▸ Problem to work on
In your copy, leave out the pictures and repeat the entries below exactly.

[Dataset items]

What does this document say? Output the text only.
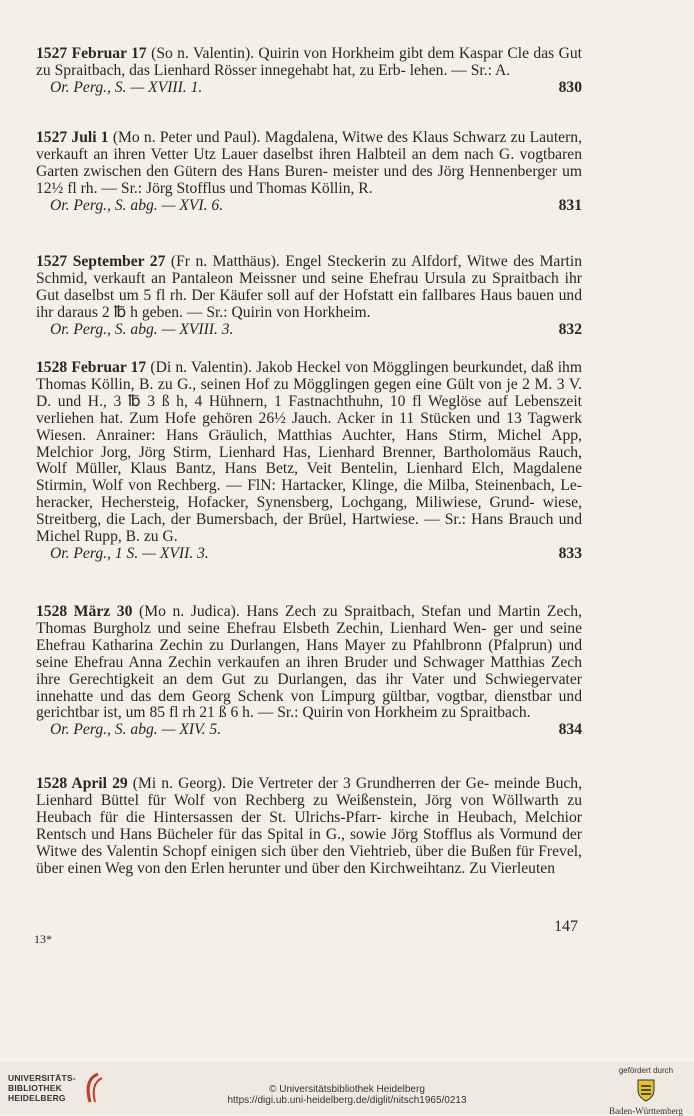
1527 Februar 17 (So n. Valentin). Quirin von Horkheim gibt dem Kaspar Cle das Gut zu Spraitbach, das Lienhard Rösser innegehabt hat, zu Erb- lehen. — Sr.: A.

Or. Perg., S. — XVIII. 1.	830

1527 Juli 1 (Mo n. Peter und Paul). Magdalena, Witwe des Klaus Schwarz zu Lautern, verkauft an ihren Vetter Utz Lauer daselbst ihren Halbteil an dem nach G. vogtbaren Garten zwischen den Gütern des Hans Buren- meister und des Jörg Hennenberger um 12½ fl rh. — Sr.: Jörg Stofflus und Thomas Köllin, R.

Or. Perg., S. abg. — XVI. 6.	831

1527 September 27 (Fr n. Matthäus). Engel Steckerin zu Alfdorf, Witwe des Martin Schmid, verkauft an Pantaleon Meissner und seine Ehefrau Ursula zu Spraitbach ihr Gut daselbst um 5 fl rh. Der Käufer soll auf der Hofstatt ein fallbares Haus bauen und ihr daraus 2 ℔ h geben. — Sr.: Quirin von Horkheim.

Or. Perg., S. abg. — XVIII. 3.	832

1528 Februar 17 (Di n. Valentin). Jakob Heckel von Mögglingen beurkundet, daß ihm Thomas Köllin, B. zu G., seinen Hof zu Mögglingen gegen eine Gült von je 2 M. 3 V. D. und H., 3 ℔ 3 ß h, 4 Hühnern, 1 Fastnachthuhn, 10 fl Weglöse auf Lebenszeit verliehen hat. Zum Hofe gehören 26½ Jauch. Acker in 11 Stücken und 13 Tagwerk Wiesen. Anrainer: Hans Gräulich, Matthias Auchter, Hans Stirm, Michel App, Melchior Jorg, Jörg Stirm, Lienhard Has, Lienhard Brenner, Bartholomäus Rauch, Wolf Müller, Klaus Bantz, Hans Betz, Veit Bentelin, Lienhard Elch, Magdalene Stirmin, Wolf von Rechberg. — FlN: Hartacker, Klinge, die Milba, Steinenbach, Le- heracker, Hechersteig, Hofacker, Synensberg, Lochgang, Miliwiese, Grund- wiese, Streitberg, die Lach, der Bumersbach, der Brüel, Hartwiese. — Sr.: Hans Brauch und Michel Rupp, B. zu G.

Or. Perg., 1 S. — XVII. 3.	833

1528 März 30 (Mo n. Judica). Hans Zech zu Spraitbach, Stefan und Martin Zech, Thomas Burgholz und seine Ehefrau Elsbeth Zechin, Lienhard Wen- ger und seine Ehefrau Katharina Zechin zu Durlangen, Hans Mayer zu Pfahlbronn (Pfalprun) und seine Ehefrau Anna Zechin verkaufen an ihren Bruder und Schwager Matthias Zech ihre Gerechtigkeit an dem Gut zu Durlangen, das ihr Vater und Schwiegervater innehatte und das dem Georg Schenk von Limpurg gültbar, vogtbar, dienstbar und gerichtbar ist, um 85 fl rh 21 ß 6 h. — Sr.: Quirin von Horkheim zu Spraitbach.

Or. Perg., S. abg. — XIV. 5.	834

1528 April 29 (Mi n. Georg). Die Vertreter der 3 Grundherren der Ge- meinde Buch, Lienhard Büttel für Wolf von Rechberg zu Weißenstein, Jörg von Wöllwarth zu Heubach für die Hintersassen der St. Ulrichs-Pfarr- kirche in Heubach, Melchior Rentsch und Hans Bücheler für das Spital in G., sowie Jörg Stofflus als Vormund der Witwe des Valentin Schopf einigen sich über den Viehtrieb, über die Bußen für Frevel, über einen Weg von den Erlen herunter und über den Kirchweihtanz. Zu Vierleuten

147
13*
UNIVERSITÄTS-
BIBLIOTHEK
HEIDELBERG
© Universitätsbibliothek Heidelberg
https://digi.ub.uni-heidelberg.de/diglit/nitsch1965/0213
gefördert durch
Baden-Württemberg
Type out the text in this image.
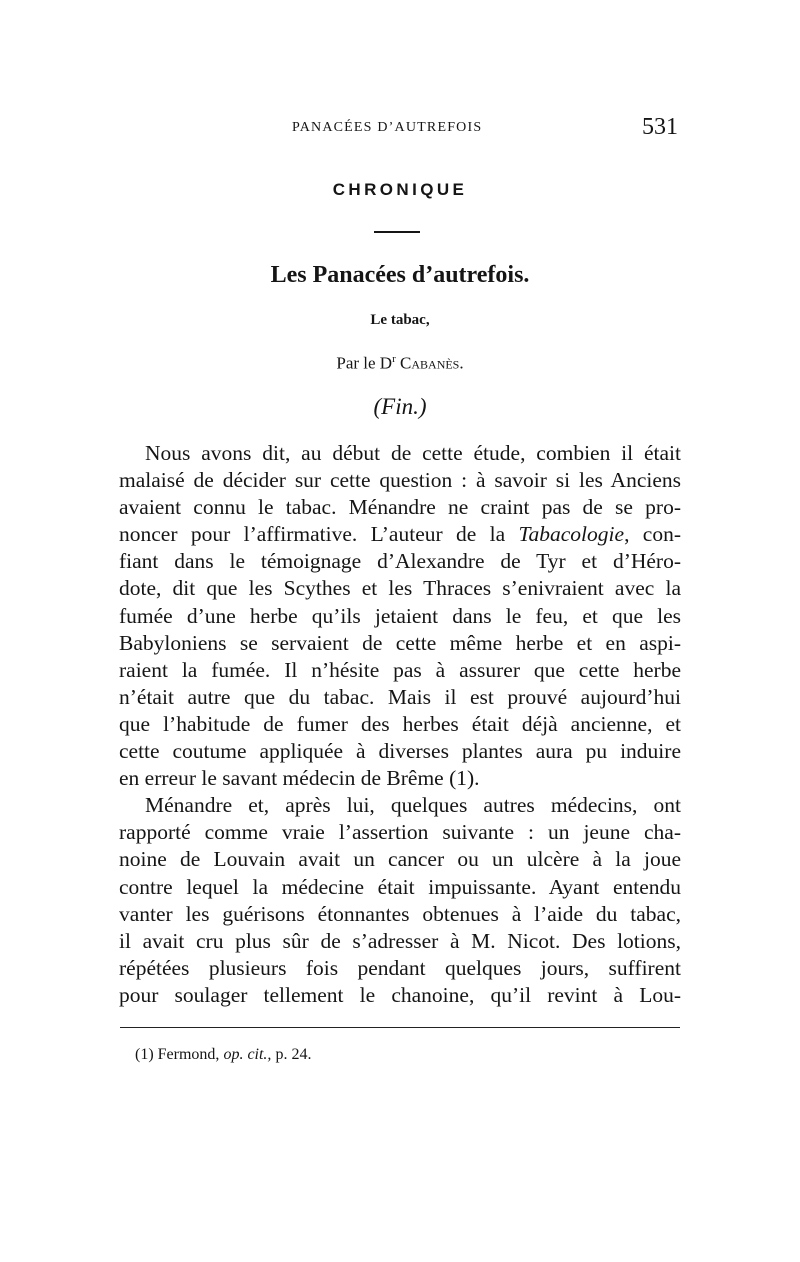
PANACÉES D’AUTREFOIS	531
CHRONIQUE
Les Panacées d’autrefois.
Le tabac,
Par le $D^r$ Cabanès.
(Fin.)
Nous avons dit, au début de cette étude, combien il était
malaisé de décider sur cette question : à savoir si les Anciens
avaient connu le tabac. Ménandre ne craint pas de se pro-
noncer pour l’affirmative. L’auteur de la Tabacologie, con-
fiant dans le témoignage d’Alexandre de Tyr et d’Héro-
dote, dit que les Scythes et les Thraces s’enivraient avec la
fumée d’une herbe qu’ils jetaient dans le feu, et que les
Babyloniens se servaient de cette même herbe et en aspi-
raient la fumée. Il n’hésite pas à assurer que cette herbe
n’était autre que du tabac. Mais il est prouvé aujourd’hui
que l’habitude de fumer des herbes était déjà ancienne, et
cette coutume appliquée à diverses plantes aura pu induire
en erreur le savant médecin de Brême (1).
Ménandre et, après lui, quelques autres médecins, ont
rapporté comme vraie l’assertion suivante : un jeune cha-
noine de Louvain avait un cancer ou un ulcère à la joue
contre lequel la médecine était impuissante. Ayant entendu
vanter les guérisons étonnantes obtenues à l’aide du tabac,
il avait cru plus sûr de s’adresser à M. Nicot. Des lotions,
répétées plusieurs fois pendant quelques jours, suffirent
pour soulager tellement le chanoine, qu’il revint à Lou-
(1) Fermond, op. cit., p. 24.
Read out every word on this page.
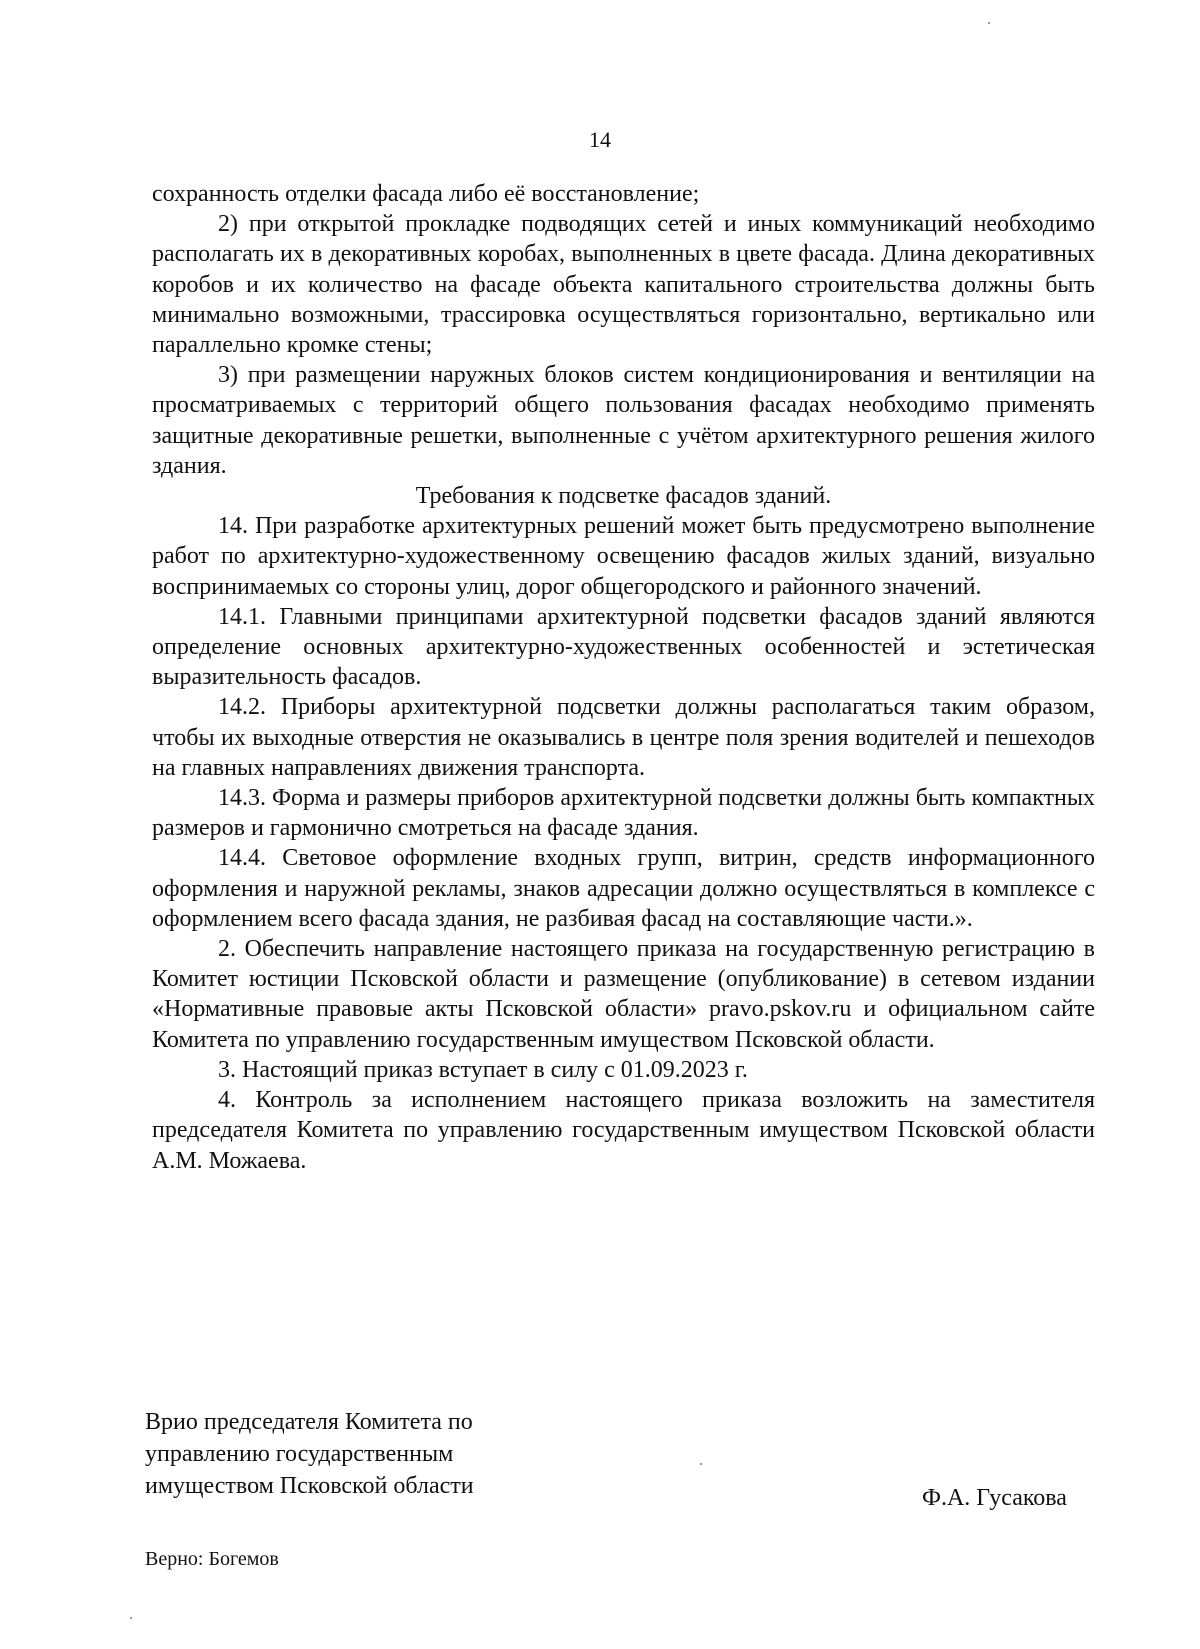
14

сохранность отделки фасада либо её восстановление;

2) при открытой прокладке подводящих сетей и иных коммуникаций необходимо располагать их в декоративных коробах, выполненных в цвете фасада. Длина декоративных коробов и их количество на фасаде объекта капитального строительства должны быть минимально возможными, трассировка осуществляться горизонтально, вертикально или параллельно кромке стены;

3) при размещении наружных блоков систем кондиционирования и вентиляции на просматриваемых с территорий общего пользования фасадах необходимо применять защитные декоративные решетки, выполненные с учётом архитектурного решения жилого здания.

Требования к подсветке фасадов зданий.

14. При разработке архитектурных решений может быть предусмотрено выполнение работ по архитектурно-художественному освещению фасадов жилых зданий, визуально воспринимаемых со стороны улиц, дорог общегородского и районного значений.

14.1. Главными принципами архитектурной подсветки фасадов зданий являются определение основных архитектурно-художественных особенностей и эстетическая выразительность фасадов.

14.2. Приборы архитектурной подсветки должны располагаться таким образом, чтобы их выходные отверстия не оказывались в центре поля зрения водителей и пешеходов на главных направлениях движения транспорта.

14.3. Форма и размеры приборов архитектурной подсветки должны быть компактных размеров и гармонично смотреться на фасаде здания.

14.4. Световое оформление входных групп, витрин, средств информационного оформления и наружной рекламы, знаков адресации должно осуществляться в комплексе с оформлением всего фасада здания, не разбивая фасад на составляющие части.».

2. Обеспечить направление настоящего приказа на государственную регистрацию в Комитет юстиции Псковской области и размещение (опубликование) в сетевом издании «Нормативные правовые акты Псковской области» pravo.pskov.ru и официальном сайте Комитета по управлению государственным имуществом Псковской области.

3. Настоящий приказ вступает в силу с 01.09.2023 г.

4. Контроль за исполнением настоящего приказа возложить на заместителя председателя Комитета по управлению государственным имуществом Псковской области А.М. Можаева.

Врио председателя Комитета по
управлению государственным
имуществом Псковской области	Ф.А. Гусакова
Верно: Богемов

▸ Output for this exercise
What does this document say? Output the text only.
1527 Februar 17 (So n. Valentin). Quirin von Horkheim gibt dem Kaspar Cle das Gut zu Spraitbach, das Lienhard Rösser innegehabt hat, zu Erb- lehen. — Sr.: A.

Or. Perg., S. — XVIII. 1.	830

1527 Juli 1 (Mo n. Peter und Paul). Magdalena, Witwe des Klaus Schwarz zu Lautern, verkauft an ihren Vetter Utz Lauer daselbst ihren Halbteil an dem nach G. vogtbaren Garten zwischen den Gütern des Hans Buren- meister und des Jörg Hennenberger um 12½ fl rh. — Sr.: Jörg Stofflus und Thomas Köllin, R.

Or. Perg., S. abg. — XVI. 6.	831

1527 September 27 (Fr n. Matthäus). Engel Steckerin zu Alfdorf, Witwe des Martin Schmid, verkauft an Pantaleon Meissner und seine Ehefrau Ursula zu Spraitbach ihr Gut daselbst um 5 fl rh. Der Käufer soll auf der Hofstatt ein fallbares Haus bauen und ihr daraus 2 ℔ h geben. — Sr.: Quirin von Horkheim.

Or. Perg., S. abg. — XVIII. 3.	832

1528 Februar 17 (Di n. Valentin). Jakob Heckel von Mögglingen beurkundet, daß ihm Thomas Köllin, B. zu G., seinen Hof zu Mögglingen gegen eine Gült von je 2 M. 3 V. D. und H., 3 ℔ 3 ß h, 4 Hühnern, 1 Fastnachthuhn, 10 fl Weglöse auf Lebenszeit verliehen hat. Zum Hofe gehören 26½ Jauch. Acker in 11 Stücken und 13 Tagwerk Wiesen. Anrainer: Hans Gräulich, Matthias Auchter, Hans Stirm, Michel App, Melchior Jorg, Jörg Stirm, Lienhard Has, Lienhard Brenner, Bartholomäus Rauch, Wolf Müller, Klaus Bantz, Hans Betz, Veit Bentelin, Lienhard Elch, Magdalene Stirmin, Wolf von Rechberg. — FlN: Hartacker, Klinge, die Milba, Steinenbach, Le- heracker, Hechersteig, Hofacker, Synensberg, Lochgang, Miliwiese, Grund- wiese, Streitberg, die Lach, der Bumersbach, der Brüel, Hartwiese. — Sr.: Hans Brauch und Michel Rupp, B. zu G.

Or. Perg., 1 S. — XVII. 3.	833

1528 März 30 (Mo n. Judica). Hans Zech zu Spraitbach, Stefan und Martin Zech, Thomas Burgholz und seine Ehefrau Elsbeth Zechin, Lienhard Wen- ger und seine Ehefrau Katharina Zechin zu Durlangen, Hans Mayer zu Pfahlbronn (Pfalprun) und seine Ehefrau Anna Zechin verkaufen an ihren Bruder und Schwager Matthias Zech ihre Gerechtigkeit an dem Gut zu Durlangen, das ihr Vater und Schwiegervater innehatte und das dem Georg Schenk von Limpurg gültbar, vogtbar, dienstbar und gerichtbar ist, um 85 fl rh 21 ß 6 h. — Sr.: Quirin von Horkheim zu Spraitbach.

Or. Perg., S. abg. — XIV. 5.	834

1528 April 29 (Mi n. Georg). Die Vertreter der 3 Grundherren der Ge- meinde Buch, Lienhard Büttel für Wolf von Rechberg zu Weißenstein, Jörg von Wöllwarth zu Heubach für die Hintersassen der St. Ulrichs-Pfarr- kirche in Heubach, Melchior Rentsch und Hans Bücheler für das Spital in G., sowie Jörg Stofflus als Vormund der Witwe des Valentin Schopf einigen sich über den Viehtrieb, über die Bußen für Frevel, über einen Weg von den Erlen herunter und über den Kirchweihtanz. Zu Vierleuten

147
13*
UNIVERSITÄTS-
BIBLIOTHEK
HEIDELBERG
© Universitätsbibliothek Heidelberg
https://digi.ub.uni-heidelberg.de/diglit/nitsch1965/0213
gefördert durch
Baden-Württemberg
Type out the text in this image.
PANACÉES D’AUTREFOIS	531
CHRONIQUE
Les Panacées d’autrefois.
Le tabac,
Par le $D^r$ Cabanès.
(Fin.)
Nous avons dit, au début de cette étude, combien il était
malaisé de décider sur cette question : à savoir si les Anciens
avaient connu le tabac. Ménandre ne craint pas de se pro-
noncer pour l’affirmative. L’auteur de la Tabacologie, con-
fiant dans le témoignage d’Alexandre de Tyr et d’Héro-
dote, dit que les Scythes et les Thraces s’enivraient avec la
fumée d’une herbe qu’ils jetaient dans le feu, et que les
Babyloniens se servaient de cette même herbe et en aspi-
raient la fumée. Il n’hésite pas à assurer que cette herbe
n’était autre que du tabac. Mais il est prouvé aujourd’hui
que l’habitude de fumer des herbes était déjà ancienne, et
cette coutume appliquée à diverses plantes aura pu induire
en erreur le savant médecin de Brême (1).
Ménandre et, après lui, quelques autres médecins, ont
rapporté comme vraie l’assertion suivante : un jeune cha-
noine de Louvain avait un cancer ou un ulcère à la joue
contre lequel la médecine était impuissante. Ayant entendu
vanter les guérisons étonnantes obtenues à l’aide du tabac,
il avait cru plus sûr de s’adresser à M. Nicot. Des lotions,
répétées plusieurs fois pendant quelques jours, suffirent
pour soulager tellement le chanoine, qu’il revint à Lou-
(1) Fermond, op. cit., p. 24.
Read out every word on this page.
14

сохранность отделки фасада либо её восстановление;

2) при открытой прокладке подводящих сетей и иных коммуникаций необходимо располагать их в декоративных коробах, выполненных в цвете фасада. Длина декоративных коробов и их количество на фасаде объекта капитального строительства должны быть минимально возможными, трассировка осуществляться горизонтально, вертикально или параллельно кромке стены;

3) при размещении наружных блоков систем кондиционирования и вентиляции на просматриваемых с территорий общего пользования фасадах необходимо применять защитные декоративные решетки, выполненные с учётом архитектурного решения жилого здания.

Требования к подсветке фасадов зданий.

14. При разработке архитектурных решений может быть предусмотрено выполнение работ по архитектурно-художественному освещению фасадов жилых зданий, визуально воспринимаемых со стороны улиц, дорог общегородского и районного значений.

14.1. Главными принципами архитектурной подсветки фасадов зданий являются определение основных архитектурно-художественных особенностей и эстетическая выразительность фасадов.

14.2. Приборы архитектурной подсветки должны располагаться таким образом, чтобы их выходные отверстия не оказывались в центре поля зрения водителей и пешеходов на главных направлениях движения транспорта.

14.3. Форма и размеры приборов архитектурной подсветки должны быть компактных размеров и гармонично смотреться на фасаде здания.

14.4. Световое оформление входных групп, витрин, средств информационного оформления и наружной рекламы, знаков адресации должно осуществляться в комплексе с оформлением всего фасада здания, не разбивая фасад на составляющие части.».

2. Обеспечить направление настоящего приказа на государственную регистрацию в Комитет юстиции Псковской области и размещение (опубликование) в сетевом издании «Нормативные правовые акты Псковской области» pravo.pskov.ru и официальном сайте Комитета по управлению государственным имуществом Псковской области.

3. Настоящий приказ вступает в силу с 01.09.2023 г.

4. Контроль за исполнением настоящего приказа возложить на заместителя председателя Комитета по управлению государственным имуществом Псковской области А.М. Можаева.

Врио председателя Комитета по
управлению государственным
имуществом Псковской области	Ф.А. Гусакова
Верно: Богемов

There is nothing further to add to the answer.